╭─ Dataset records
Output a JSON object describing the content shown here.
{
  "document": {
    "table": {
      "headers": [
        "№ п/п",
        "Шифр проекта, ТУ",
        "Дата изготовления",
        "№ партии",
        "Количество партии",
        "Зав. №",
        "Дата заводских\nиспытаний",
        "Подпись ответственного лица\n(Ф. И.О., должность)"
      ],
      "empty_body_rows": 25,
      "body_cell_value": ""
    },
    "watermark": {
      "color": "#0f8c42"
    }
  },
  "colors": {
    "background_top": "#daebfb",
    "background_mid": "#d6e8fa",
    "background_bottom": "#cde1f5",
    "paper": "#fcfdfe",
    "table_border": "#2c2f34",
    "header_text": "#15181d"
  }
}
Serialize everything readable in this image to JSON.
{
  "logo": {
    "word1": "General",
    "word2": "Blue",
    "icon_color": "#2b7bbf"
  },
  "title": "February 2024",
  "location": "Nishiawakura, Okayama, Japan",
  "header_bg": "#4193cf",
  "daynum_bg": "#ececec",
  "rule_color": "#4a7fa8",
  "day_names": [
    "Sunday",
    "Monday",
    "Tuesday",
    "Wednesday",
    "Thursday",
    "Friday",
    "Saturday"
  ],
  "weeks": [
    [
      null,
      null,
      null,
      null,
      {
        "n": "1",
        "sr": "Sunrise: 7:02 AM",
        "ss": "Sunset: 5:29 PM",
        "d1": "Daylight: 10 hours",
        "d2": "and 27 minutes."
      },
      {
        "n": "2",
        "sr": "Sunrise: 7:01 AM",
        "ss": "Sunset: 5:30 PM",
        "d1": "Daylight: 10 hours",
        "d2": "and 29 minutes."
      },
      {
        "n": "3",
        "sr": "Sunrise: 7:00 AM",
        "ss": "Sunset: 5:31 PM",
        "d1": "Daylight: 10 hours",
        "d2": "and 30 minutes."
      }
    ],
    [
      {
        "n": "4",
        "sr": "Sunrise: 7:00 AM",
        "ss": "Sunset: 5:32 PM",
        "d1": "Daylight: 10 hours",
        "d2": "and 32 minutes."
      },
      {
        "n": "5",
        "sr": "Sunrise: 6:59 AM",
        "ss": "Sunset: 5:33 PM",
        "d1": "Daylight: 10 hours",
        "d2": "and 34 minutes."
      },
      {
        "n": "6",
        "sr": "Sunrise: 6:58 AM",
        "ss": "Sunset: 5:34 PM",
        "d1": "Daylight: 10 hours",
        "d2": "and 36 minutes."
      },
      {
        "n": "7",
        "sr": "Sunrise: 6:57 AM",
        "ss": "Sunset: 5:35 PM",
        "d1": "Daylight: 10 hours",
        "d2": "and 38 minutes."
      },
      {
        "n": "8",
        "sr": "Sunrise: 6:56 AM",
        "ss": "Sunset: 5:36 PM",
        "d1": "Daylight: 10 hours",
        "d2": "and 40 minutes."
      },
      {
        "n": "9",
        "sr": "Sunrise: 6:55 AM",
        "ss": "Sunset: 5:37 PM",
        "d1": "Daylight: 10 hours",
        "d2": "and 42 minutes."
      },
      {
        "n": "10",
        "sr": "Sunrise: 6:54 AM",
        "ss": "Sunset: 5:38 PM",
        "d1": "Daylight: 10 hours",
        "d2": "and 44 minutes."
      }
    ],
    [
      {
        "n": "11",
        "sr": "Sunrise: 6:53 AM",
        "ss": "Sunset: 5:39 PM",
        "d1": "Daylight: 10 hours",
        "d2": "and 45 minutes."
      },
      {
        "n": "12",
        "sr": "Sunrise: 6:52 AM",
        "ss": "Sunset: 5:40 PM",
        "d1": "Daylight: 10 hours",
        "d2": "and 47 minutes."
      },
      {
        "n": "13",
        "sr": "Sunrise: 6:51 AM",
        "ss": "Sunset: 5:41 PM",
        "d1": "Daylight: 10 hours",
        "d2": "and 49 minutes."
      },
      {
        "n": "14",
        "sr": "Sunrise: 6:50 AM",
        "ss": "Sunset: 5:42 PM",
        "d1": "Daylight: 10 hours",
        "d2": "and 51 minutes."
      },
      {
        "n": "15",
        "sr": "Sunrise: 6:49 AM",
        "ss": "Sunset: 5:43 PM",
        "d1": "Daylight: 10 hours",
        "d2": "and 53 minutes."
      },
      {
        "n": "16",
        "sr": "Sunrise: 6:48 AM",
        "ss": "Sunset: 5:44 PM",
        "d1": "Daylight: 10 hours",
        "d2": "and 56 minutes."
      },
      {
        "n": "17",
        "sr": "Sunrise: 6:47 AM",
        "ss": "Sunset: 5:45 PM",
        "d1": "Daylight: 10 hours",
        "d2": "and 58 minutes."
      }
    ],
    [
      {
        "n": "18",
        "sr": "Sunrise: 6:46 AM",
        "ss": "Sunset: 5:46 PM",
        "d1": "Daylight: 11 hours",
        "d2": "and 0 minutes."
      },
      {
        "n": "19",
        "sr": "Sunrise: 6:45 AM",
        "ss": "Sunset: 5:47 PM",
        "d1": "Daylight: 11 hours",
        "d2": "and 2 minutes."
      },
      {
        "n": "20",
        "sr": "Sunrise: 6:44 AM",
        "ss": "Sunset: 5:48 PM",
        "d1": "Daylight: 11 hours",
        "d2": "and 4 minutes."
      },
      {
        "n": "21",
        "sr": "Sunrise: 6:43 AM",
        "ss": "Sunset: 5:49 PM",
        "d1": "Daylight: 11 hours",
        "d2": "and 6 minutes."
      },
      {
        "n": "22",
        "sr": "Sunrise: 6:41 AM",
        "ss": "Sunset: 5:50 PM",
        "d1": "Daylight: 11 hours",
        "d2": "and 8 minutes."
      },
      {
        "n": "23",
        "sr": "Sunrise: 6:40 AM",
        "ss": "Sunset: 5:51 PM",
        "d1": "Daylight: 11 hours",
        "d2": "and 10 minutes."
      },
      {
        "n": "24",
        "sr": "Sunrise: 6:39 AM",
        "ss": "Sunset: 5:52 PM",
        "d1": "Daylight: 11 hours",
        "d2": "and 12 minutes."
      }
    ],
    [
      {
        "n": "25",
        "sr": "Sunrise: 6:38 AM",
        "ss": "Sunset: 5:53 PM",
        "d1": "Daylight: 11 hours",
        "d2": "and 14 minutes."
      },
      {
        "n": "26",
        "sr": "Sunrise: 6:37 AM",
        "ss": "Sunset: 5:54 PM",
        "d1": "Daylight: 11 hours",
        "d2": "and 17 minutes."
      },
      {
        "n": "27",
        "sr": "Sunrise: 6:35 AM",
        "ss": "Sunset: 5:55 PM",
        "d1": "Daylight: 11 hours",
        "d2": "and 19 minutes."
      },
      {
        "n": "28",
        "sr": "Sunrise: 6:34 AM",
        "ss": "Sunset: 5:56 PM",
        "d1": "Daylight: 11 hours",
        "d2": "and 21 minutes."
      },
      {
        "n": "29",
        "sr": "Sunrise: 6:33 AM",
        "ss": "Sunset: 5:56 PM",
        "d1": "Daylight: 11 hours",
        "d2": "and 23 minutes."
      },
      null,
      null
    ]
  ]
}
╰─
Identify every line holding the word "JSON" and copy it out.

Output a JSON object describing the content shown here.
Serialize everything readable in this image to JSON.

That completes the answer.